Stated exercise:
Copy out each line of the listing that has the word "JSON" in it.
----------------
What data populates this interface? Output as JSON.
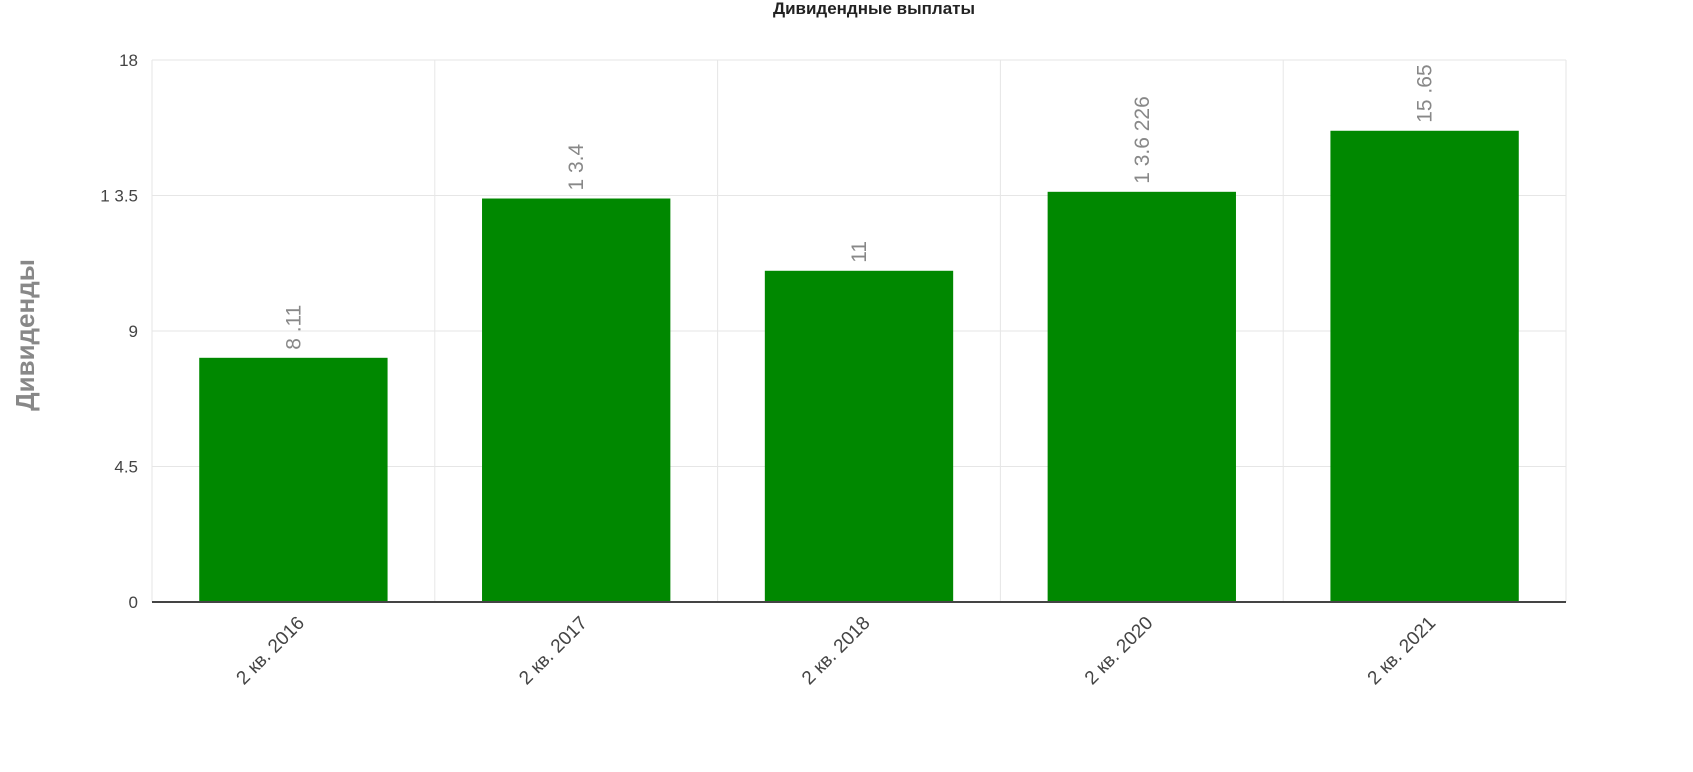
{
  "chart_data": {
    "type": "bar",
    "title": "Дивидендные выплаты",
    "y_axis_label": "Дивиденды",
    "categories": [
      "2 кв. 2016",
      "2 кв. 2017",
      "2 кв. 2018",
      "2 кв. 2020",
      "2 кв. 2021"
    ],
    "values": [
      8.11,
      13.4,
      11,
      13.6226,
      15.65
    ],
    "value_labels": [
      "8 .11",
      "1 3.4",
      "11",
      "1 3.6 226",
      "15 .65"
    ],
    "color": "#008800",
    "ylim": [
      0,
      18
    ],
    "yticks": [
      0,
      4.5,
      9,
      {
        "value": 13.5,
        "label": "1 3.5"
      },
      18
    ],
    "grid": true
  }
}
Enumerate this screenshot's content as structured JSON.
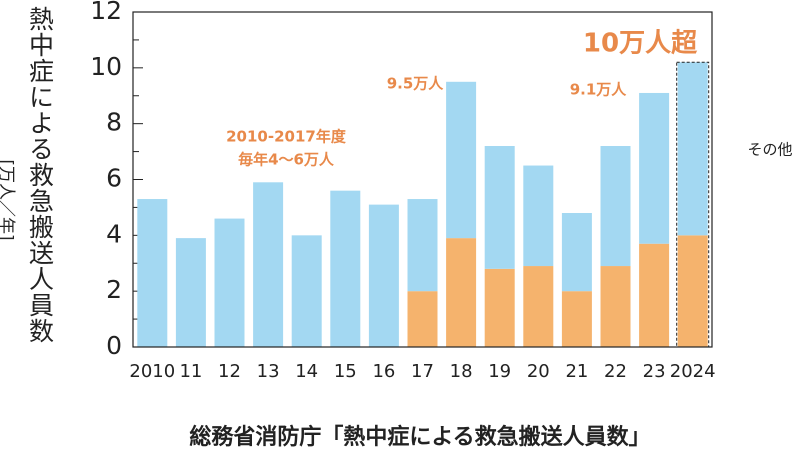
{
  "chart_data": {
    "type": "stacked_bar",
    "y_label": "熱中症による救急搬送人員数",
    "y_unit": "[万人／年]",
    "source": "総務省消防庁「熱中症による救急搬送人員数」",
    "categories": [
      "2010",
      "11",
      "12",
      "13",
      "14",
      "15",
      "16",
      "17",
      "18",
      "19",
      "20",
      "21",
      "22",
      "23",
      "2024"
    ],
    "series": [
      {
        "color": "#f5b36d",
        "values": [
          null,
          null,
          null,
          null,
          null,
          null,
          null,
          2.0,
          3.9,
          2.8,
          2.9,
          2.0,
          2.9,
          3.7,
          4.0
        ]
      },
      {
        "name": "その他",
        "color": "#a3d8f2",
        "values": [
          5.3,
          3.9,
          4.6,
          5.9,
          4.0,
          5.6,
          5.1,
          3.3,
          5.6,
          4.4,
          3.6,
          2.8,
          4.3,
          5.4,
          6.2
        ]
      }
    ],
    "annotations": [
      "10万人超",
      "9.5万人",
      "9.1万人",
      "2010-2017年度",
      "毎年4〜6万人"
    ],
    "ylim": [
      0,
      12
    ],
    "yticks": [
      0,
      2,
      4,
      6,
      8,
      10,
      12
    ],
    "minor_yticks": [
      1,
      3,
      5,
      7,
      9,
      11
    ]
  }
}
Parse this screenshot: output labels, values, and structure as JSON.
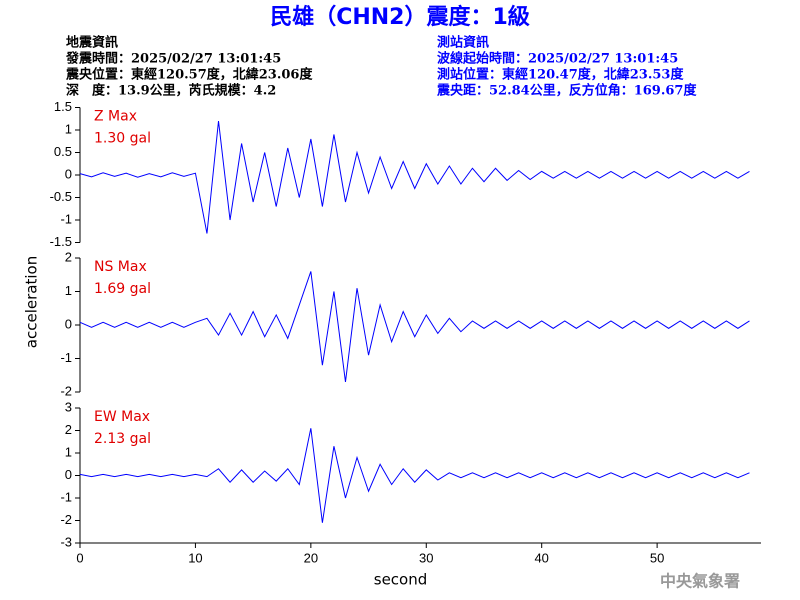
----------------
Correct output:
What data populates this interface? Output as JSON.
Enumerate this screenshot's content as structured JSON.
Parse this screenshot: output labels, values, and structure as JSON.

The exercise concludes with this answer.